(Dataset items)
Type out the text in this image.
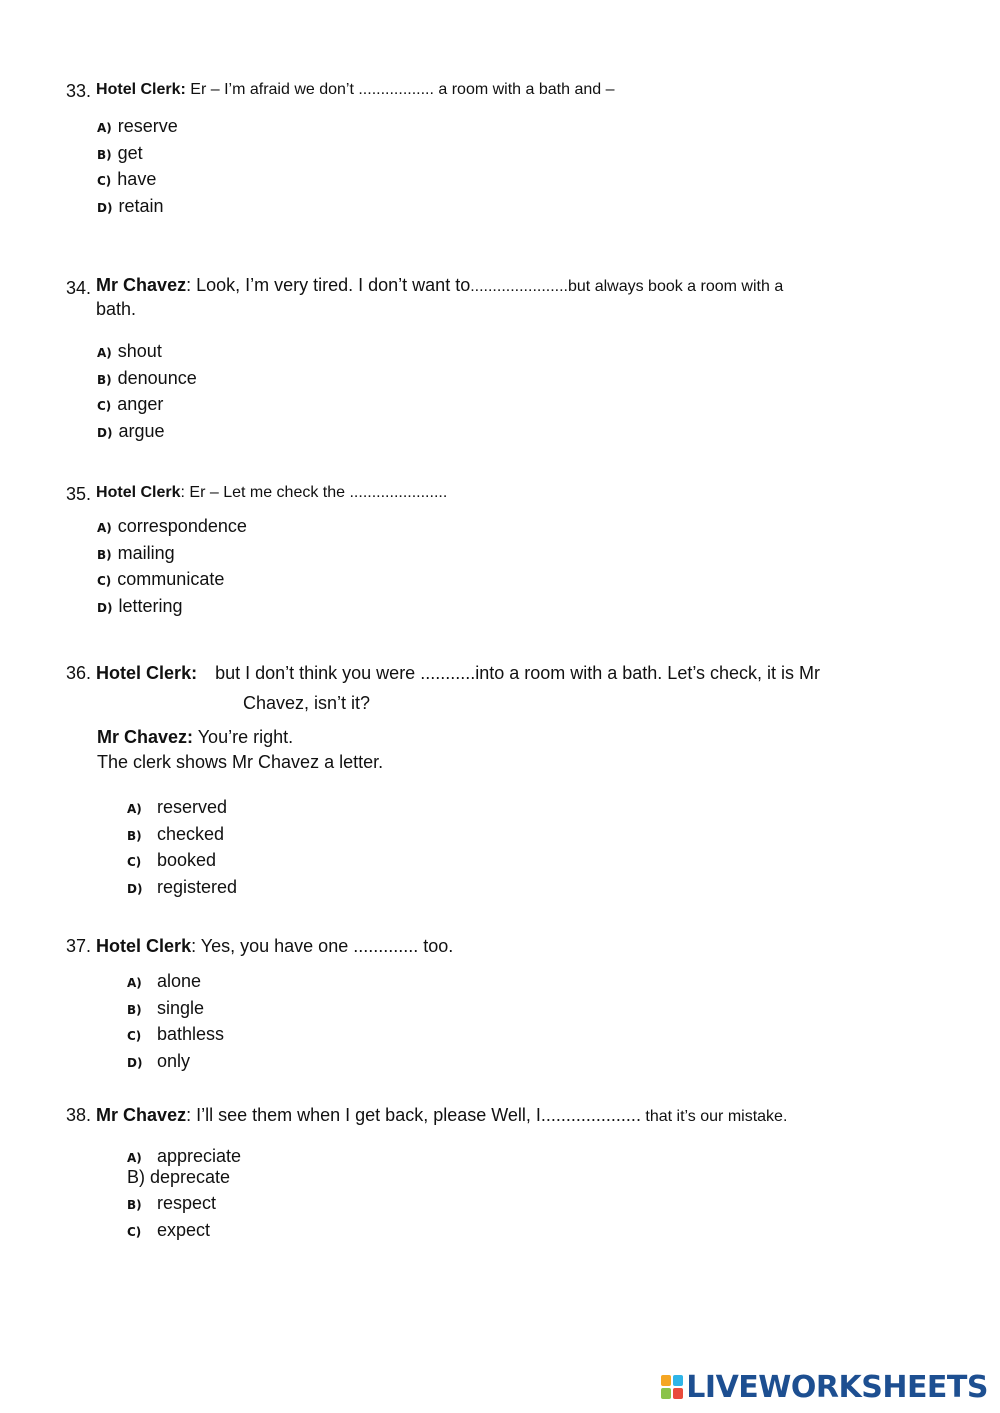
33. Hotel Clerk: Er – I’m afraid we don’t ................. a room with a bath and –
A) reserve
B) get
C) have
D) retain
34. Mr Chavez: Look, I’m very tired. I don’t want to......................but always book a room with a
bath.
A) shout
B) denounce
C) anger
D) argue
35. Hotel Clerk: Er – Let me check the ......................
A) correspondence
B) mailing
C) communicate
D) lettering
36. Hotel Clerk: but I don’t think you were ...........into a room with a bath. Let’s check, it is Mr
Chavez, isn’t it?
Mr Chavez: You’re right.
The clerk shows Mr Chavez a letter.
A) reserved
B) checked
C) booked
D) registered
37. Hotel Clerk: Yes, you have one ............. too.
A) alone
B) single
C) bathless
D) only
38. Mr Chavez: I’ll see them when I get back, please Well, I.................... that it’s our mistake.
A) appreciate
B) deprecate
B) respect
C) expect
LIVEWORKSHEETS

-- Short task --
Repeat the full listing above exactly, with no pictures in the copy.

-- The reply --
Type out the text in this image.
33. Hotel Clerk: Er – I’m afraid we don’t ................. a room with a bath and –
A) reserve
B) get
C) have
D) retain
34. Mr Chavez: Look, I’m very tired. I don’t want to......................but always book a room with a
bath.
A) shout
B) denounce
C) anger
D) argue
35. Hotel Clerk: Er – Let me check the ......................
A) correspondence
B) mailing
C) communicate
D) lettering
36. Hotel Clerk: but I don’t think you were ...........into a room with a bath. Let’s check, it is Mr
Chavez, isn’t it?
Mr Chavez: You’re right.
The clerk shows Mr Chavez a letter.
A) reserved
B) checked
C) booked
D) registered
37. Hotel Clerk: Yes, you have one ............. too.
A) alone
B) single
C) bathless
D) only
38. Mr Chavez: I’ll see them when I get back, please Well, I.................... that it’s our mistake.
A) appreciate
B) deprecate
B) respect
C) expect
LIVEWORKSHEETS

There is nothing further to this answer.